## Problem statement
Copy every record below exactly as written, but leave out the pictures.

Extracted data entries

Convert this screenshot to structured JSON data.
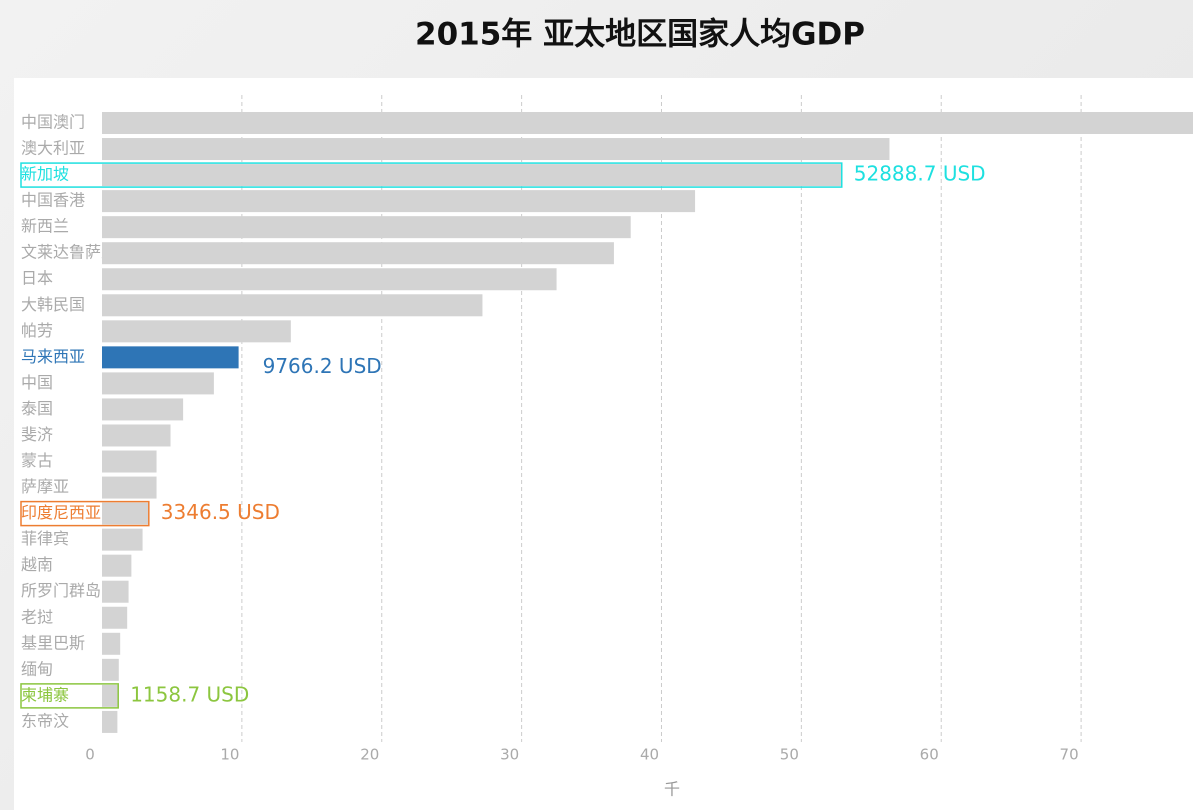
{
  "chart_data": {
    "type": "hbar",
    "title": "2015年 亚太地区国家人均GDP",
    "x_label": "千",
    "categories": [
      "中国澳门",
      "澳大利亚",
      "新加坡",
      "中国香港",
      "新西兰",
      "文莱达鲁萨兰国",
      "日本",
      "大韩民国",
      "帕劳",
      "马来西亚",
      "中国",
      "泰国",
      "斐济",
      "蒙古",
      "萨摩亚",
      "印度尼西亚",
      "菲律宾",
      "越南",
      "所罗门群岛",
      "老挝",
      "基里巴斯",
      "缅甸",
      "柬埔寨",
      "东帝汶"
    ],
    "values": [
      80,
      56.3,
      52.8887,
      42.4,
      37.8,
      36.6,
      32.5,
      27.2,
      13.5,
      9.7662,
      8.0,
      5.8,
      4.9,
      3.9,
      3.9,
      3.3465,
      2.9,
      2.1,
      1.9,
      1.8,
      1.3,
      1.2,
      1.1587,
      1.1
    ],
    "value_labels": [
      null,
      null,
      "52888.7 USD",
      null,
      null,
      null,
      null,
      null,
      null,
      "9766.2 USD",
      null,
      null,
      null,
      null,
      null,
      "3346.5 USD",
      null,
      null,
      null,
      null,
      null,
      null,
      "1158.7 USD",
      null
    ],
    "colors": [
      "#d3d3d3",
      "#d3d3d3",
      "#d3d3d3",
      "#d3d3d3",
      "#d3d3d3",
      "#d3d3d3",
      "#d3d3d3",
      "#d3d3d3",
      "#d3d3d3",
      "#2e75b6",
      "#d3d3d3",
      "#d3d3d3",
      "#d3d3d3",
      "#d3d3d3",
      "#d3d3d3",
      "#d3d3d3",
      "#d3d3d3",
      "#d3d3d3",
      "#d3d3d3",
      "#d3d3d3",
      "#d3d3d3",
      "#d3d3d3",
      "#d3d3d3",
      "#d3d3d3"
    ],
    "highlight": [
      null,
      null,
      "#1ee0e0",
      null,
      null,
      null,
      null,
      null,
      null,
      "#2e75b6",
      null,
      null,
      null,
      null,
      null,
      "#ed7d31",
      null,
      null,
      null,
      null,
      null,
      null,
      "#8cc63f",
      null
    ],
    "xlim": [
      0,
      78
    ],
    "xticks": [
      0,
      10,
      20,
      30,
      40,
      50,
      60,
      70
    ],
    "grid": true
  }
}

## Answer to this task
Convert this screenshot to structured JSON data.
{
  "chart_data": {
    "type": "hbar",
    "title": "2015年 亚太地区国家人均GDP",
    "x_label": "千",
    "categories": [
      "中国澳门",
      "澳大利亚",
      "新加坡",
      "中国香港",
      "新西兰",
      "文莱达鲁萨兰国",
      "日本",
      "大韩民国",
      "帕劳",
      "马来西亚",
      "中国",
      "泰国",
      "斐济",
      "蒙古",
      "萨摩亚",
      "印度尼西亚",
      "菲律宾",
      "越南",
      "所罗门群岛",
      "老挝",
      "基里巴斯",
      "缅甸",
      "柬埔寨",
      "东帝汶"
    ],
    "values": [
      80,
      56.3,
      52.8887,
      42.4,
      37.8,
      36.6,
      32.5,
      27.2,
      13.5,
      9.7662,
      8.0,
      5.8,
      4.9,
      3.9,
      3.9,
      3.3465,
      2.9,
      2.1,
      1.9,
      1.8,
      1.3,
      1.2,
      1.1587,
      1.1
    ],
    "value_labels": [
      null,
      null,
      "52888.7 USD",
      null,
      null,
      null,
      null,
      null,
      null,
      "9766.2 USD",
      null,
      null,
      null,
      null,
      null,
      "3346.5 USD",
      null,
      null,
      null,
      null,
      null,
      null,
      "1158.7 USD",
      null
    ],
    "colors": [
      "#d3d3d3",
      "#d3d3d3",
      "#d3d3d3",
      "#d3d3d3",
      "#d3d3d3",
      "#d3d3d3",
      "#d3d3d3",
      "#d3d3d3",
      "#d3d3d3",
      "#2e75b6",
      "#d3d3d3",
      "#d3d3d3",
      "#d3d3d3",
      "#d3d3d3",
      "#d3d3d3",
      "#d3d3d3",
      "#d3d3d3",
      "#d3d3d3",
      "#d3d3d3",
      "#d3d3d3",
      "#d3d3d3",
      "#d3d3d3",
      "#d3d3d3",
      "#d3d3d3"
    ],
    "highlight": [
      null,
      null,
      "#1ee0e0",
      null,
      null,
      null,
      null,
      null,
      null,
      "#2e75b6",
      null,
      null,
      null,
      null,
      null,
      "#ed7d31",
      null,
      null,
      null,
      null,
      null,
      null,
      "#8cc63f",
      null
    ],
    "xlim": [
      0,
      78
    ],
    "xticks": [
      0,
      10,
      20,
      30,
      40,
      50,
      60,
      70
    ],
    "grid": true
  }
}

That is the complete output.